> **Exercise**:
Output each line of the data below as one string in a JSON list, one string per line, leaving out any blank lines.

> **Data in this exercise**:
>> start
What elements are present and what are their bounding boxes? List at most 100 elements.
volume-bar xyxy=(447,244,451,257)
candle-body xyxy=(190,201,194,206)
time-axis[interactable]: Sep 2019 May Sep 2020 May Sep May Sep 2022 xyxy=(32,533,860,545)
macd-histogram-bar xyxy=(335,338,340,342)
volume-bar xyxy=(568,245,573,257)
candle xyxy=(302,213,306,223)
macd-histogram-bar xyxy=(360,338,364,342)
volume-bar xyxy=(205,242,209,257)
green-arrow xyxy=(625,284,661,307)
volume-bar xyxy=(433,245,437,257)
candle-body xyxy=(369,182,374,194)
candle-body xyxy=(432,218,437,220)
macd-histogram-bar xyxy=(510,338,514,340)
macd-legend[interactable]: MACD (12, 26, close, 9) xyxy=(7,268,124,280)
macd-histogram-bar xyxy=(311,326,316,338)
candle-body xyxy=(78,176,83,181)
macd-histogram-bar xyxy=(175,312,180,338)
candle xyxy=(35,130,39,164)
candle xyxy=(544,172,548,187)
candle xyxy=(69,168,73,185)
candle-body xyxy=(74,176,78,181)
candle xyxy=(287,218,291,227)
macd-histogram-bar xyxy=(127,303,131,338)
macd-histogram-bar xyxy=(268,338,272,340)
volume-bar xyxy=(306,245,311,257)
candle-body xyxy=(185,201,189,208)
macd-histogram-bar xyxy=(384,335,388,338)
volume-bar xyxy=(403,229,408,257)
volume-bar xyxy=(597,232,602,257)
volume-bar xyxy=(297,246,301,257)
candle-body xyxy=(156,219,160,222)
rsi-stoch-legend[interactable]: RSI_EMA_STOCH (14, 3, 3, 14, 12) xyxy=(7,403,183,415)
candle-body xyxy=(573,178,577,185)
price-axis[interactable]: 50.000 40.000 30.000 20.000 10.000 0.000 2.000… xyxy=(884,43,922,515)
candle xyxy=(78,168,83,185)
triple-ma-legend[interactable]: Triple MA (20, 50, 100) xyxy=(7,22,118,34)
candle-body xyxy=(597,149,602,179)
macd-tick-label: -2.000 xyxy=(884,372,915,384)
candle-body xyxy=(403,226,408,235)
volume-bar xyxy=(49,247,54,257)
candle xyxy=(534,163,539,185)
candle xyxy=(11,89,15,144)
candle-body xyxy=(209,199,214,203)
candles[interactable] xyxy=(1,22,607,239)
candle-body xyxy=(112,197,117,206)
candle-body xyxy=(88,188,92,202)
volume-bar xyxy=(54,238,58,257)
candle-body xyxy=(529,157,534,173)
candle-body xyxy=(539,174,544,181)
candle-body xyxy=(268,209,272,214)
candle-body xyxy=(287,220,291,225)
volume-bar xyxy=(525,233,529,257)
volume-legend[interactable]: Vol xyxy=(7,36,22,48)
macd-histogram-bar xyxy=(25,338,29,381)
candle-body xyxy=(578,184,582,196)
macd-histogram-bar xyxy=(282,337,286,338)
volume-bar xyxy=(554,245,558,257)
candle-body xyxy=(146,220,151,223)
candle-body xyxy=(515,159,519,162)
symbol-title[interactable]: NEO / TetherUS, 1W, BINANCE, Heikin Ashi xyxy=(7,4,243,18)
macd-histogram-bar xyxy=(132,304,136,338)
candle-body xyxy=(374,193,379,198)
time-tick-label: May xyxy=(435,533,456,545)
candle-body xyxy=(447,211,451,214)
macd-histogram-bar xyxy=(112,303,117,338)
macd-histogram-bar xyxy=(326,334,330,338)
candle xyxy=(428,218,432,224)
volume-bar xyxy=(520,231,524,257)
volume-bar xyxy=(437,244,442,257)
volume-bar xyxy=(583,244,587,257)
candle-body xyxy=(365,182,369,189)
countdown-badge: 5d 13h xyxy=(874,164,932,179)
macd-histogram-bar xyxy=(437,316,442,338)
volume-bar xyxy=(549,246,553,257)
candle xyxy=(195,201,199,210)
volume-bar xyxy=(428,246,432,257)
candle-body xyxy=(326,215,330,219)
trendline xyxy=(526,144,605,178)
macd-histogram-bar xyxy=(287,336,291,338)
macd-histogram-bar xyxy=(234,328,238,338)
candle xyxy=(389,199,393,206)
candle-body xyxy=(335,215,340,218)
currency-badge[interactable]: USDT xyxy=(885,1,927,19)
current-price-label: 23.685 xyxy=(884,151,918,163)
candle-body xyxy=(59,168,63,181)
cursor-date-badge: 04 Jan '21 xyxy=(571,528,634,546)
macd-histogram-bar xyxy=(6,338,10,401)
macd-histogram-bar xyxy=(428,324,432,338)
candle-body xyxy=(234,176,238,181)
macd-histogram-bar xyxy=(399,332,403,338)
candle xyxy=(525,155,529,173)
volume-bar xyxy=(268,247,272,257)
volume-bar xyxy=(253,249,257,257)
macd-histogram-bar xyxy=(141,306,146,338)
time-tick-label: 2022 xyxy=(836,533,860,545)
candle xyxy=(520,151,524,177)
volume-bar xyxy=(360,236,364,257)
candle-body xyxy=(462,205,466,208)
>> end
> **Result for this task**:
[
  "What elements are present and what are their bounding boxes? List at most 100 elements.",
  "volume-bar xyxy=(447,244,451,257)",
  "candle-body xyxy=(190,201,194,206)",
  "time-axis[interactable]: Sep 2019 May Sep 2020 May Sep May Sep 2022 xyxy=(32,533,860,545)",
  "macd-histogram-bar xyxy=(335,338,340,342)",
  "volume-bar xyxy=(568,245,573,257)",
  "candle xyxy=(302,213,306,223)",
  "macd-histogram-bar xyxy=(360,338,364,342)",
  "volume-bar xyxy=(205,242,209,257)",
  "green-arrow xyxy=(625,284,661,307)",
  "volume-bar xyxy=(433,245,437,257)",
  "candle-body xyxy=(369,182,374,194)",
  "candle-body xyxy=(432,218,437,220)",
  "macd-histogram-bar xyxy=(510,338,514,340)",
  "macd-legend[interactable]: MACD (12, 26, close, 9) xyxy=(7,268,124,280)",
  "macd-histogram-bar xyxy=(311,326,316,338)",
  "candle-body xyxy=(78,176,83,181)",
  "macd-histogram-bar xyxy=(175,312,180,338)",
  "candle xyxy=(35,130,39,164)",
  "candle xyxy=(544,172,548,187)",
  "candle xyxy=(69,168,73,185)",
  "candle-body xyxy=(74,176,78,181)",
  "candle xyxy=(287,218,291,227)",
  "macd-histogram-bar xyxy=(127,303,131,338)",
  "macd-histogram-bar xyxy=(268,338,272,340)",
  "volume-bar xyxy=(306,245,311,257)",
  "candle-body xyxy=(185,201,189,208)",
  "macd-histogram-bar xyxy=(384,335,388,338)",
  "volume-bar xyxy=(403,229,408,257)",
  "volume-bar xyxy=(597,232,602,257)",
  "volume-bar xyxy=(297,246,301,257)",
  "candle-body xyxy=(156,219,160,222)",
  "rsi-stoch-legend[interactable]: RSI_EMA_STOCH (14, 3, 3, 14, 12) xyxy=(7,403,183,415)",
  "candle-body xyxy=(573,178,577,185)",
  "price-axis[interactable]: 50.000 40.000 30.000 20.000 10.000 0.000 2.000… xyxy=(884,43,922,515)",
  "candle xyxy=(78,168,83,185)",
  "triple-ma-legend[interactable]: Triple MA (20, 50, 100) xyxy=(7,22,118,34)",
  "candle-body xyxy=(597,149,602,179)",
  "macd-tick-label: -2.000 xyxy=(884,372,915,384)",
  "candle-body xyxy=(403,226,408,235)",
  "volume-bar xyxy=(49,247,54,257)",
  "candle xyxy=(534,163,539,185)",
  "candle xyxy=(11,89,15,144)",
  "candle-body xyxy=(209,199,214,203)",
  "candles[interactable] xyxy=(1,22,607,239)",
  "candle-body xyxy=(112,197,117,206)",
  "candle-body xyxy=(88,188,92,202)",
  "volume-bar xyxy=(54,238,58,257)",
  "candle-body xyxy=(529,157,534,173)",
  "candle-body xyxy=(539,174,544,181)",
  "candle-body xyxy=(268,209,272,214)",
  "candle-body xyxy=(287,220,291,225)",
  "volume-bar xyxy=(525,233,529,257)",
  "volume-legend[interactable]: Vol xyxy=(7,36,22,48)",
  "macd-histogram-bar xyxy=(25,338,29,381)",
  "candle-body xyxy=(578,184,582,196)",
  "macd-histogram-bar xyxy=(282,337,286,338)",
  "volume-bar xyxy=(554,245,558,257)",
  "candle-body xyxy=(146,220,151,223)",
  "candle-body xyxy=(515,159,519,162)",
  "symbol-title[interactable]: NEO / TetherUS, 1W, BINANCE, Heikin Ashi xyxy=(7,4,243,18)",
  "macd-histogram-bar xyxy=(132,304,136,338)",
  "candle-body xyxy=(374,193,379,198)",
  "time-tick-label: May xyxy=(435,533,456,545)",
  "candle-body xyxy=(447,211,451,214)",
  "macd-histogram-bar xyxy=(112,303,117,338)",
  "macd-histogram-bar xyxy=(326,334,330,338)",
  "candle xyxy=(428,218,432,224)",
  "volume-bar xyxy=(520,231,524,257)",
  "volume-bar xyxy=(437,244,442,257)",
  "volume-bar xyxy=(583,244,587,257)",
  "candle-body xyxy=(365,182,369,189)",
  "countdown-badge: 5d 13h xyxy=(874,164,932,179)",
  "macd-histogram-bar xyxy=(437,316,442,338)",
  "volume-bar xyxy=(549,246,553,257)",
  "candle xyxy=(195,201,199,210)",
  "volume-bar xyxy=(428,246,432,257)",
  "candle-body xyxy=(326,215,330,219)",
  "trendline xyxy=(526,144,605,178)",
  "macd-histogram-bar xyxy=(287,336,291,338)",
  "macd-histogram-bar xyxy=(234,328,238,338)",
  "candle xyxy=(389,199,393,206)",
  "candle-body xyxy=(335,215,340,218)",
  "currency-badge[interactable]: USDT xyxy=(885,1,927,19)",
  "current-price-label: 23.685 xyxy=(884,151,918,163)",
  "candle-body xyxy=(59,168,63,181)",
  "cursor-date-badge: 04 Jan '21 xyxy=(571,528,634,546)",
  "macd-histogram-bar xyxy=(6,338,10,401)",
  "macd-histogram-bar xyxy=(428,324,432,338)",
  "candle-body xyxy=(234,176,238,181)",
  "macd-histogram-bar xyxy=(399,332,403,338)",
  "candle xyxy=(525,155,529,173)",
  "volume-bar xyxy=(268,247,272,257)",
  "volume-bar xyxy=(253,249,257,257)",
  "macd-histogram-bar xyxy=(141,306,146,338)",
  "time-tick-label: 2022 xyxy=(836,533,860,545)",
  "candle xyxy=(520,151,524,177)",
  "volume-bar xyxy=(360,236,364,257)",
  "candle-body xyxy=(462,205,466,208)"
]